■ **Available data**:
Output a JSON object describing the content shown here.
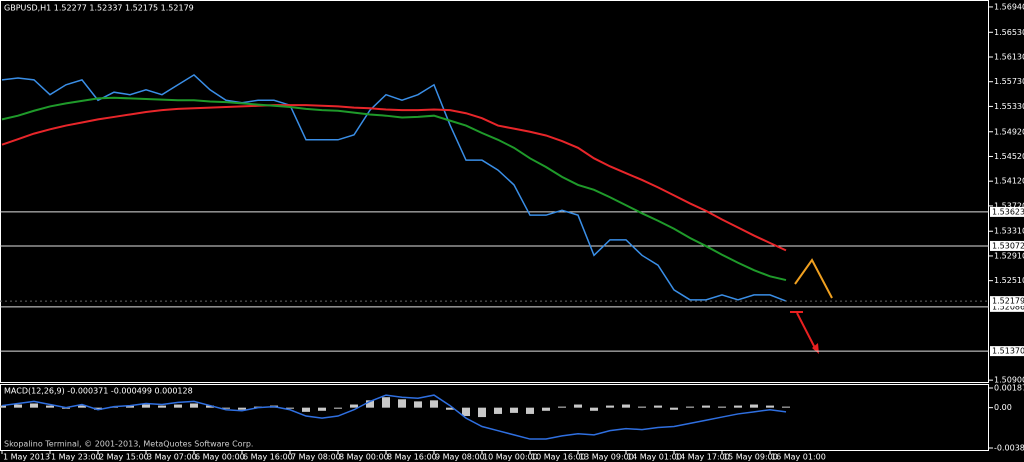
{
  "chart_data": [
    {
      "type": "line",
      "title": "GBPUSD,H1  1.52277 1.52337 1.52175 1.52179",
      "categories": [
        "1 May 2013",
        null,
        null,
        "1 May 23:00",
        null,
        null,
        "2 May 15:00",
        null,
        null,
        "3 May 07:00",
        null,
        null,
        "6 May 00:00",
        null,
        null,
        "6 May 16:00",
        null,
        null,
        "7 May 08:00",
        null,
        null,
        "8 May 00:00",
        null,
        null,
        "8 May 16:00",
        null,
        null,
        "9 May 08:00",
        null,
        null,
        "10 May 00:00",
        null,
        null,
        "10 May 16:00",
        null,
        null,
        "13 May 09:00",
        null,
        null,
        "14 May 01:00",
        null,
        null,
        "14 May 17:00",
        null,
        null,
        "15 May 09:00",
        null,
        null,
        "16 May 01:00",
        null
      ],
      "series": [
        {
          "color": "#3a8ee6",
          "values": [
            1.5576,
            1.5579,
            1.5576,
            1.5552,
            1.5568,
            1.5576,
            1.5543,
            1.5556,
            1.5552,
            1.556,
            1.5552,
            1.5568,
            1.5584,
            1.556,
            1.5543,
            1.5539,
            1.5543,
            1.5543,
            1.5535,
            1.5479,
            1.5479,
            1.5479,
            1.5487,
            1.5527,
            1.5552,
            1.5543,
            1.5552,
            1.5568,
            1.5503,
            1.5446,
            1.5446,
            1.543,
            1.5406,
            1.5357,
            1.5357,
            1.5365,
            1.5357,
            1.5292,
            1.5317,
            1.5317,
            1.5292,
            1.5276,
            1.5236,
            1.522,
            1.522,
            1.5228,
            1.522,
            1.5228,
            1.5228,
            1.5218
          ]
        },
        {
          "color": "#e8262a",
          "values": [
            1.5471,
            1.548,
            1.5489,
            1.5496,
            1.5502,
            1.5507,
            1.5512,
            1.5516,
            1.552,
            1.5524,
            1.5527,
            1.5529,
            1.553,
            1.5531,
            1.5532,
            1.5533,
            1.5534,
            1.5535,
            1.5535,
            1.5535,
            1.5534,
            1.5533,
            1.5531,
            1.553,
            1.5528,
            1.5527,
            1.5527,
            1.5528,
            1.5527,
            1.5522,
            1.5514,
            1.5502,
            1.5497,
            1.5492,
            1.5486,
            1.5477,
            1.5466,
            1.5449,
            1.5436,
            1.5425,
            1.5414,
            1.5402,
            1.5389,
            1.5376,
            1.5364,
            1.535,
            1.5337,
            1.5324,
            1.5312,
            1.53
          ]
        },
        {
          "color": "#1f9a2a",
          "values": [
            1.5512,
            1.5518,
            1.5526,
            1.5533,
            1.5538,
            1.5542,
            1.5546,
            1.5547,
            1.5546,
            1.5545,
            1.5544,
            1.5543,
            1.5543,
            1.5541,
            1.554,
            1.5538,
            1.5536,
            1.5534,
            1.5532,
            1.5529,
            1.5527,
            1.5526,
            1.5523,
            1.552,
            1.5518,
            1.5515,
            1.5516,
            1.5518,
            1.551,
            1.5502,
            1.549,
            1.5479,
            1.5466,
            1.5449,
            1.5435,
            1.5419,
            1.5406,
            1.5398,
            1.5386,
            1.5373,
            1.536,
            1.5348,
            1.5335,
            1.532,
            1.5307,
            1.5293,
            1.528,
            1.5268,
            1.5258,
            1.5252
          ]
        }
      ],
      "levels": [
        1.53623,
        1.53072,
        1.52086,
        {
          "value": 1.5137,
          "label": "1.51370"
        }
      ],
      "last_price": 1.52179,
      "ylim": [
        1.5087,
        1.5702
      ],
      "yticks": [
        {
          "value": 1.5694,
          "label": "1.56940"
        },
        {
          "value": 1.5653,
          "label": "1.56530"
        },
        {
          "value": 1.5613,
          "label": "1.56130"
        },
        {
          "value": 1.5573,
          "label": "1.55730"
        },
        {
          "value": 1.5533,
          "label": "1.55330"
        },
        {
          "value": 1.5492,
          "label": "1.54920"
        },
        {
          "value": 1.5452,
          "label": "1.54520"
        },
        {
          "value": 1.5412,
          "label": "1.54120"
        },
        {
          "value": 1.5372,
          "label": "1.53720"
        },
        {
          "value": 1.5331,
          "label": "1.53310"
        },
        {
          "value": 1.5291,
          "label": "1.52910"
        },
        {
          "value": 1.5251,
          "label": "1.52510"
        },
        {
          "value": 1.509,
          "label": "1.50900"
        }
      ],
      "grid": false
    },
    {
      "type": "bar",
      "title": "MACD(12,26,9) -0.000371 -0.000499 0.000128",
      "color": "#c8c8c8",
      "values": [
        0.0002,
        0.0003,
        0.0004,
        0.0002,
        -0.0001,
        0.0002,
        -0.0002,
        0.0001,
        0.0002,
        0.0003,
        0.0002,
        0.0003,
        0.0004,
        0.0002,
        -0.0001,
        -0.0002,
        0.0001,
        0.0002,
        -0.0001,
        -0.0004,
        -0.0003,
        -0.0001,
        0.0003,
        0.0007,
        0.001,
        0.0008,
        0.0006,
        0.0007,
        -0.0002,
        -0.0008,
        -0.0009,
        -0.0006,
        -0.0005,
        -0.0006,
        -0.0003,
        0.0001,
        0.0003,
        -0.0003,
        0.0002,
        0.0003,
        0.0001,
        0.0002,
        -0.0002,
        0.0001,
        0.0002,
        0.0001,
        0.0002,
        0.0003,
        0.0002,
        0.0001
      ],
      "series": [
        {
          "color": "#2f6fe0",
          "values": [
            0.0002,
            0.0004,
            0.0006,
            0.0003,
            0.0,
            0.0003,
            -0.0002,
            0.0001,
            0.0002,
            0.0004,
            0.0003,
            0.0005,
            0.0006,
            0.0002,
            -0.0002,
            -0.0003,
            0.0,
            0.0001,
            -0.0002,
            -0.0008,
            -0.001,
            -0.0008,
            -0.0002,
            0.0006,
            0.0012,
            0.001,
            0.0009,
            0.0012,
            0.0002,
            -0.001,
            -0.0018,
            -0.0022,
            -0.0026,
            -0.003,
            -0.003,
            -0.0027,
            -0.0025,
            -0.0026,
            -0.0022,
            -0.002,
            -0.0021,
            -0.0019,
            -0.0018,
            -0.0015,
            -0.0012,
            -0.0009,
            -0.0006,
            -0.0004,
            -0.0002,
            -0.0004
          ]
        }
      ],
      "ylim": [
        -0.003856,
        0.001879
      ],
      "yticks": [
        0.001879,
        {
          "value": 0,
          "label": "0.00"
        },
        -0.003856
      ]
    }
  ],
  "footer": "Skopalino Terminal, © 2001-2013, MetaQuotes Software Corp."
}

■ **Written task**:
Copy each line in full and exactly, omitting any picture.

■ **Task answer**:
Output a JSON object describing the content shown here.
{
  "chart_data": [
    {
      "type": "line",
      "title": "GBPUSD,H1  1.52277 1.52337 1.52175 1.52179",
      "categories": [
        "1 May 2013",
        null,
        null,
        "1 May 23:00",
        null,
        null,
        "2 May 15:00",
        null,
        null,
        "3 May 07:00",
        null,
        null,
        "6 May 00:00",
        null,
        null,
        "6 May 16:00",
        null,
        null,
        "7 May 08:00",
        null,
        null,
        "8 May 00:00",
        null,
        null,
        "8 May 16:00",
        null,
        null,
        "9 May 08:00",
        null,
        null,
        "10 May 00:00",
        null,
        null,
        "10 May 16:00",
        null,
        null,
        "13 May 09:00",
        null,
        null,
        "14 May 01:00",
        null,
        null,
        "14 May 17:00",
        null,
        null,
        "15 May 09:00",
        null,
        null,
        "16 May 01:00",
        null
      ],
      "series": [
        {
          "color": "#3a8ee6",
          "values": [
            1.5576,
            1.5579,
            1.5576,
            1.5552,
            1.5568,
            1.5576,
            1.5543,
            1.5556,
            1.5552,
            1.556,
            1.5552,
            1.5568,
            1.5584,
            1.556,
            1.5543,
            1.5539,
            1.5543,
            1.5543,
            1.5535,
            1.5479,
            1.5479,
            1.5479,
            1.5487,
            1.5527,
            1.5552,
            1.5543,
            1.5552,
            1.5568,
            1.5503,
            1.5446,
            1.5446,
            1.543,
            1.5406,
            1.5357,
            1.5357,
            1.5365,
            1.5357,
            1.5292,
            1.5317,
            1.5317,
            1.5292,
            1.5276,
            1.5236,
            1.522,
            1.522,
            1.5228,
            1.522,
            1.5228,
            1.5228,
            1.5218
          ]
        },
        {
          "color": "#e8262a",
          "values": [
            1.5471,
            1.548,
            1.5489,
            1.5496,
            1.5502,
            1.5507,
            1.5512,
            1.5516,
            1.552,
            1.5524,
            1.5527,
            1.5529,
            1.553,
            1.5531,
            1.5532,
            1.5533,
            1.5534,
            1.5535,
            1.5535,
            1.5535,
            1.5534,
            1.5533,
            1.5531,
            1.553,
            1.5528,
            1.5527,
            1.5527,
            1.5528,
            1.5527,
            1.5522,
            1.5514,
            1.5502,
            1.5497,
            1.5492,
            1.5486,
            1.5477,
            1.5466,
            1.5449,
            1.5436,
            1.5425,
            1.5414,
            1.5402,
            1.5389,
            1.5376,
            1.5364,
            1.535,
            1.5337,
            1.5324,
            1.5312,
            1.53
          ]
        },
        {
          "color": "#1f9a2a",
          "values": [
            1.5512,
            1.5518,
            1.5526,
            1.5533,
            1.5538,
            1.5542,
            1.5546,
            1.5547,
            1.5546,
            1.5545,
            1.5544,
            1.5543,
            1.5543,
            1.5541,
            1.554,
            1.5538,
            1.5536,
            1.5534,
            1.5532,
            1.5529,
            1.5527,
            1.5526,
            1.5523,
            1.552,
            1.5518,
            1.5515,
            1.5516,
            1.5518,
            1.551,
            1.5502,
            1.549,
            1.5479,
            1.5466,
            1.5449,
            1.5435,
            1.5419,
            1.5406,
            1.5398,
            1.5386,
            1.5373,
            1.536,
            1.5348,
            1.5335,
            1.532,
            1.5307,
            1.5293,
            1.528,
            1.5268,
            1.5258,
            1.5252
          ]
        }
      ],
      "levels": [
        1.53623,
        1.53072,
        1.52086,
        {
          "value": 1.5137,
          "label": "1.51370"
        }
      ],
      "last_price": 1.52179,
      "ylim": [
        1.5087,
        1.5702
      ],
      "yticks": [
        {
          "value": 1.5694,
          "label": "1.56940"
        },
        {
          "value": 1.5653,
          "label": "1.56530"
        },
        {
          "value": 1.5613,
          "label": "1.56130"
        },
        {
          "value": 1.5573,
          "label": "1.55730"
        },
        {
          "value": 1.5533,
          "label": "1.55330"
        },
        {
          "value": 1.5492,
          "label": "1.54920"
        },
        {
          "value": 1.5452,
          "label": "1.54520"
        },
        {
          "value": 1.5412,
          "label": "1.54120"
        },
        {
          "value": 1.5372,
          "label": "1.53720"
        },
        {
          "value": 1.5331,
          "label": "1.53310"
        },
        {
          "value": 1.5291,
          "label": "1.52910"
        },
        {
          "value": 1.5251,
          "label": "1.52510"
        },
        {
          "value": 1.509,
          "label": "1.50900"
        }
      ],
      "grid": false
    },
    {
      "type": "bar",
      "title": "MACD(12,26,9) -0.000371 -0.000499 0.000128",
      "color": "#c8c8c8",
      "values": [
        0.0002,
        0.0003,
        0.0004,
        0.0002,
        -0.0001,
        0.0002,
        -0.0002,
        0.0001,
        0.0002,
        0.0003,
        0.0002,
        0.0003,
        0.0004,
        0.0002,
        -0.0001,
        -0.0002,
        0.0001,
        0.0002,
        -0.0001,
        -0.0004,
        -0.0003,
        -0.0001,
        0.0003,
        0.0007,
        0.001,
        0.0008,
        0.0006,
        0.0007,
        -0.0002,
        -0.0008,
        -0.0009,
        -0.0006,
        -0.0005,
        -0.0006,
        -0.0003,
        0.0001,
        0.0003,
        -0.0003,
        0.0002,
        0.0003,
        0.0001,
        0.0002,
        -0.0002,
        0.0001,
        0.0002,
        0.0001,
        0.0002,
        0.0003,
        0.0002,
        0.0001
      ],
      "series": [
        {
          "color": "#2f6fe0",
          "values": [
            0.0002,
            0.0004,
            0.0006,
            0.0003,
            0.0,
            0.0003,
            -0.0002,
            0.0001,
            0.0002,
            0.0004,
            0.0003,
            0.0005,
            0.0006,
            0.0002,
            -0.0002,
            -0.0003,
            0.0,
            0.0001,
            -0.0002,
            -0.0008,
            -0.001,
            -0.0008,
            -0.0002,
            0.0006,
            0.0012,
            0.001,
            0.0009,
            0.0012,
            0.0002,
            -0.001,
            -0.0018,
            -0.0022,
            -0.0026,
            -0.003,
            -0.003,
            -0.0027,
            -0.0025,
            -0.0026,
            -0.0022,
            -0.002,
            -0.0021,
            -0.0019,
            -0.0018,
            -0.0015,
            -0.0012,
            -0.0009,
            -0.0006,
            -0.0004,
            -0.0002,
            -0.0004
          ]
        }
      ],
      "ylim": [
        -0.003856,
        0.001879
      ],
      "yticks": [
        0.001879,
        {
          "value": 0,
          "label": "0.00"
        },
        -0.003856
      ]
    }
  ],
  "footer": "Skopalino Terminal, © 2001-2013, MetaQuotes Software Corp."
}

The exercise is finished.